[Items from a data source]
>>>

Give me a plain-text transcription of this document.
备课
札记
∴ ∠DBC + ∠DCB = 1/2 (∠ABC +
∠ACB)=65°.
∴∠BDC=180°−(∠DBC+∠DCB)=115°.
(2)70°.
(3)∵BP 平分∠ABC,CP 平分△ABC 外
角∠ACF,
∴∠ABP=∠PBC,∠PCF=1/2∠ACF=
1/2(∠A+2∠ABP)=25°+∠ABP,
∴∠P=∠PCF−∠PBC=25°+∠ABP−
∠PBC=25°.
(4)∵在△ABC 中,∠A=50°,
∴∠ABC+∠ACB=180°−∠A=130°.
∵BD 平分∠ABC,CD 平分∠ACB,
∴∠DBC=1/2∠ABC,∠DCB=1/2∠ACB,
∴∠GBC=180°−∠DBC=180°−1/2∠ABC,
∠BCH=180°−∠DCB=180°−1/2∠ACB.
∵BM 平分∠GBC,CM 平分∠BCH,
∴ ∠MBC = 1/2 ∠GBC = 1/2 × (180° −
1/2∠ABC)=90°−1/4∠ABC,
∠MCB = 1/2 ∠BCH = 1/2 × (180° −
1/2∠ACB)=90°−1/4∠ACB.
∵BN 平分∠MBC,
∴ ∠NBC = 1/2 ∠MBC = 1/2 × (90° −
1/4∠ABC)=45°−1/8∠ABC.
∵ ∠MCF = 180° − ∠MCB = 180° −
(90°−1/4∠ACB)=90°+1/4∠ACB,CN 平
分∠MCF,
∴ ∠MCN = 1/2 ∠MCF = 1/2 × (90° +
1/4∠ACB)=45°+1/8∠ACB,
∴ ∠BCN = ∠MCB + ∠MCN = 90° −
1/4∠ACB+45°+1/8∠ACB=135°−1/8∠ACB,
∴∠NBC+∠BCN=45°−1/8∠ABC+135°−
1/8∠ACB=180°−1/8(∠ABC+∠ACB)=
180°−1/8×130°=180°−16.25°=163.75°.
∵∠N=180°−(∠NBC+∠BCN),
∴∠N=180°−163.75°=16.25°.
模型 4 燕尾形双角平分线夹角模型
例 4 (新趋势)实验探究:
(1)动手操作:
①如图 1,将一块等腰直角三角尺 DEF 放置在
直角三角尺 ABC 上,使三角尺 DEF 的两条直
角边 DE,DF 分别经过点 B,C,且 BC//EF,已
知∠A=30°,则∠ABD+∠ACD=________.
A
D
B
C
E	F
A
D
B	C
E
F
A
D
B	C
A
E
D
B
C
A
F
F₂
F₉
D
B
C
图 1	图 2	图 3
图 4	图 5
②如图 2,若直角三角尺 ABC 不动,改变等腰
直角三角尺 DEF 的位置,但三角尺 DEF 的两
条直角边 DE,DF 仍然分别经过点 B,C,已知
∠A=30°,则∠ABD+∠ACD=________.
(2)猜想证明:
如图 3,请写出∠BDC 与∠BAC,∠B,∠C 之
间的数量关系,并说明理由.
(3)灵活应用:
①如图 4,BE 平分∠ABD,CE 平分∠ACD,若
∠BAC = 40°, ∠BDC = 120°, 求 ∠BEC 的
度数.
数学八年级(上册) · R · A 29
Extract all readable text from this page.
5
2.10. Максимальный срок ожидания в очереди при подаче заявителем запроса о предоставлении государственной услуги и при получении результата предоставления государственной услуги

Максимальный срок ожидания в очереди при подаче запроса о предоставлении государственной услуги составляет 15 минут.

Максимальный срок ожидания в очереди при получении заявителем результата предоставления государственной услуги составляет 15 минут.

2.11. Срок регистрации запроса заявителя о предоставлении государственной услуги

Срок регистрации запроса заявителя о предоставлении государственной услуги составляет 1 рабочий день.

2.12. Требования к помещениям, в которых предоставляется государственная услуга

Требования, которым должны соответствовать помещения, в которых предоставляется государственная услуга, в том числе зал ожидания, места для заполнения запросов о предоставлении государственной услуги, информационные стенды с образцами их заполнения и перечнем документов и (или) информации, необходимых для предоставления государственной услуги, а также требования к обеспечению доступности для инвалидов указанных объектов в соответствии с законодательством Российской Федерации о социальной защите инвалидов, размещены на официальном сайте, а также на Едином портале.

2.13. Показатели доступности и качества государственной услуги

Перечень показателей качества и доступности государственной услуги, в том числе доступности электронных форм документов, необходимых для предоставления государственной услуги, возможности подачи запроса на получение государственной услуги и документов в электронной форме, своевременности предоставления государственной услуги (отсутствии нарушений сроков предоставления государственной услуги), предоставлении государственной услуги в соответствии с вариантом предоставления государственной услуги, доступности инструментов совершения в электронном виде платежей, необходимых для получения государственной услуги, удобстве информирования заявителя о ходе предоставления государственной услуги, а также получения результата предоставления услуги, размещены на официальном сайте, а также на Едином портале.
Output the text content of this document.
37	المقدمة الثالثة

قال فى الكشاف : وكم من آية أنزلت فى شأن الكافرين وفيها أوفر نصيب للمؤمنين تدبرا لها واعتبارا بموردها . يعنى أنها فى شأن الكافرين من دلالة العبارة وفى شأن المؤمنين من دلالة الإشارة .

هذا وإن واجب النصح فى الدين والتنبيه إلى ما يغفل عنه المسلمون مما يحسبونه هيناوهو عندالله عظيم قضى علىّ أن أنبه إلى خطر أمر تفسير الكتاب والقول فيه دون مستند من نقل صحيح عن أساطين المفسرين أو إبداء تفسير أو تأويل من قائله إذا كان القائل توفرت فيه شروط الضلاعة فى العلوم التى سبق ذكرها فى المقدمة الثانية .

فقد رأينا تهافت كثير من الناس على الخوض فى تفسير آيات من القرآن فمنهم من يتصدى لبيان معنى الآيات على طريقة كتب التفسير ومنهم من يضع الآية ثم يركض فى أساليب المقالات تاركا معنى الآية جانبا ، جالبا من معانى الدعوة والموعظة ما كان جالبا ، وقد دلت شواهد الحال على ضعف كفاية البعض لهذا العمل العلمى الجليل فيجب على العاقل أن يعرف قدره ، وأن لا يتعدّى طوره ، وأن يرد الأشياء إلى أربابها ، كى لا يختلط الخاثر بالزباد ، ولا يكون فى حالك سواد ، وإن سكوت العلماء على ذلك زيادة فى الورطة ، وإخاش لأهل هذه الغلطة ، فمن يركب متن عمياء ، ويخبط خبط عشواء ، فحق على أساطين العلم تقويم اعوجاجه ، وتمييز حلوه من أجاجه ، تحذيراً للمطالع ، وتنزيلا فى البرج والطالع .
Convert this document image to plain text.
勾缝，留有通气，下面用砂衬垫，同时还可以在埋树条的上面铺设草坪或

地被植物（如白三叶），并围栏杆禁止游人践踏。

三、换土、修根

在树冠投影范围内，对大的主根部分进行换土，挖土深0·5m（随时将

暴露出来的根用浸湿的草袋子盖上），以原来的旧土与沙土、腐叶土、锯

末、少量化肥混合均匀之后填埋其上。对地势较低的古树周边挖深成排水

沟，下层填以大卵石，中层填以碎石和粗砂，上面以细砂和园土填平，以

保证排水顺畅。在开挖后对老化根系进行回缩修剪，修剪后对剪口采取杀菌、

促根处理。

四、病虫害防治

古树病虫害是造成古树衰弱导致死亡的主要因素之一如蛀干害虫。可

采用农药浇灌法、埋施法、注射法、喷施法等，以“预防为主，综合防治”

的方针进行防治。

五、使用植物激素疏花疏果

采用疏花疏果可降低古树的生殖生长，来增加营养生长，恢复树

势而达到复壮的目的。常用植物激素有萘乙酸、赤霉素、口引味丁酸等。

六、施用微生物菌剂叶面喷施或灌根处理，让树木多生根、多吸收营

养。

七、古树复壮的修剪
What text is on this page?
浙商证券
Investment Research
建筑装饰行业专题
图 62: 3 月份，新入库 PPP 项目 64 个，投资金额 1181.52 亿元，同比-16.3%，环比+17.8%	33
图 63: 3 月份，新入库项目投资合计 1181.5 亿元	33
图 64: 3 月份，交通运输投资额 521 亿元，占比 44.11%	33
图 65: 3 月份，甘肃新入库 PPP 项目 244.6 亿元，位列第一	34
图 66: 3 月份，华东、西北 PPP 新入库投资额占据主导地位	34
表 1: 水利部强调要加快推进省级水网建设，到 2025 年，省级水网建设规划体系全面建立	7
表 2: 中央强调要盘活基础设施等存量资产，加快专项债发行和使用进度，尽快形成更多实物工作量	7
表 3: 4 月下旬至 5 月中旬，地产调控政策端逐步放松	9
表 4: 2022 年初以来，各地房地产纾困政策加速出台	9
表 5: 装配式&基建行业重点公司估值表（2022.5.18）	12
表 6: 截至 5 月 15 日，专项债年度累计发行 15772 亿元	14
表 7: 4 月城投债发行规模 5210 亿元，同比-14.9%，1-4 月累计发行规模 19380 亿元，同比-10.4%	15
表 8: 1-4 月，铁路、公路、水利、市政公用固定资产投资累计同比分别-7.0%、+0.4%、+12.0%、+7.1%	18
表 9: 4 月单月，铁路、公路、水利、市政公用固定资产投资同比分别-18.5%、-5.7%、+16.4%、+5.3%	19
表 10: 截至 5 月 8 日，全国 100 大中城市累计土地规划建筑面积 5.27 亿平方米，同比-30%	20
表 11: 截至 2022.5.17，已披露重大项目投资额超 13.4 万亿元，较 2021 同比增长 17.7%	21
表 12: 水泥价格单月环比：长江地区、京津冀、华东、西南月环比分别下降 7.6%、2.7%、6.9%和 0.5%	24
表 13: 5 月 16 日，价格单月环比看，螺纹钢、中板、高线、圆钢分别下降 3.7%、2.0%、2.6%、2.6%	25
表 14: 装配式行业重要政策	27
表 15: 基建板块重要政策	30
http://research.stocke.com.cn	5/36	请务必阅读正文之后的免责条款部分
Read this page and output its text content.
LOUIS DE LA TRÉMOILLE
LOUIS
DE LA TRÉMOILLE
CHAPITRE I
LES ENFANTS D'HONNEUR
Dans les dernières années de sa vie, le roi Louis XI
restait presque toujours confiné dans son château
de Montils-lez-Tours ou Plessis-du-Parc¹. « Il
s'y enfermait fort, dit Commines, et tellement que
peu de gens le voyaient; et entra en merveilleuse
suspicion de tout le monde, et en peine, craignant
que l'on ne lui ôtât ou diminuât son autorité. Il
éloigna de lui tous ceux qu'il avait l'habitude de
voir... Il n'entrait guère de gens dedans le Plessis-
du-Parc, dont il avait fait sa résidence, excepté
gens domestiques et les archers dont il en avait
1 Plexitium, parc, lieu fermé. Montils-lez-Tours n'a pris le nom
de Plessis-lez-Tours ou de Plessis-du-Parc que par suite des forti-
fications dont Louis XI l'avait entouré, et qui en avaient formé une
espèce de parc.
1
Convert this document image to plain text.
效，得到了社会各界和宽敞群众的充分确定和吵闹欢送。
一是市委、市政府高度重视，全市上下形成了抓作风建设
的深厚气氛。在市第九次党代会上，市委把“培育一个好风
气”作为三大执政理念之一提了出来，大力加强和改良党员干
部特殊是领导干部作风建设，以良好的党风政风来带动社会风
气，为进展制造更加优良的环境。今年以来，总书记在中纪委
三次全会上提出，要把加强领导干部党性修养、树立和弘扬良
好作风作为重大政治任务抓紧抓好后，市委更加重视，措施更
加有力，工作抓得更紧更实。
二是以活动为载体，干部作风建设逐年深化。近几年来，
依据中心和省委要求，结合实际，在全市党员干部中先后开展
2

<<<

_WHAT IS ASKED_
Take every line that includes the string "dont" and copy it.

_TASK RESULT_
du-Parc, dont il avait fait sa résidence, excepté
gens domestiques et les archers dont il en avait
fications dont Louis XI l'avait entouré, et qui en avaient formé une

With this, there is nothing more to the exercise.